Collected data entries:
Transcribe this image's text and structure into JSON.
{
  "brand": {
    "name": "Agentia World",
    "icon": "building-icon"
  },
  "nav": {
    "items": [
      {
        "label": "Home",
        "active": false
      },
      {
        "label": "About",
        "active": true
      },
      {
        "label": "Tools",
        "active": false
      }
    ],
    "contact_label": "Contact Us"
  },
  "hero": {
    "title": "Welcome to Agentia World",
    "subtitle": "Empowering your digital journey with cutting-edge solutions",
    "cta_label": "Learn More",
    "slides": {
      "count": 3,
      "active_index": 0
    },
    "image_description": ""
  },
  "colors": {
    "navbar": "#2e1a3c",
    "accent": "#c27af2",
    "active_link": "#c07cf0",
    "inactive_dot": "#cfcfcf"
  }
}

*SHORT PROBLEM*: Sift through the entries and copy every line with "Agentia".

*EXERCISE ANSWER*:
    "name": "Agentia World",
    "title": "Welcome to Agentia World",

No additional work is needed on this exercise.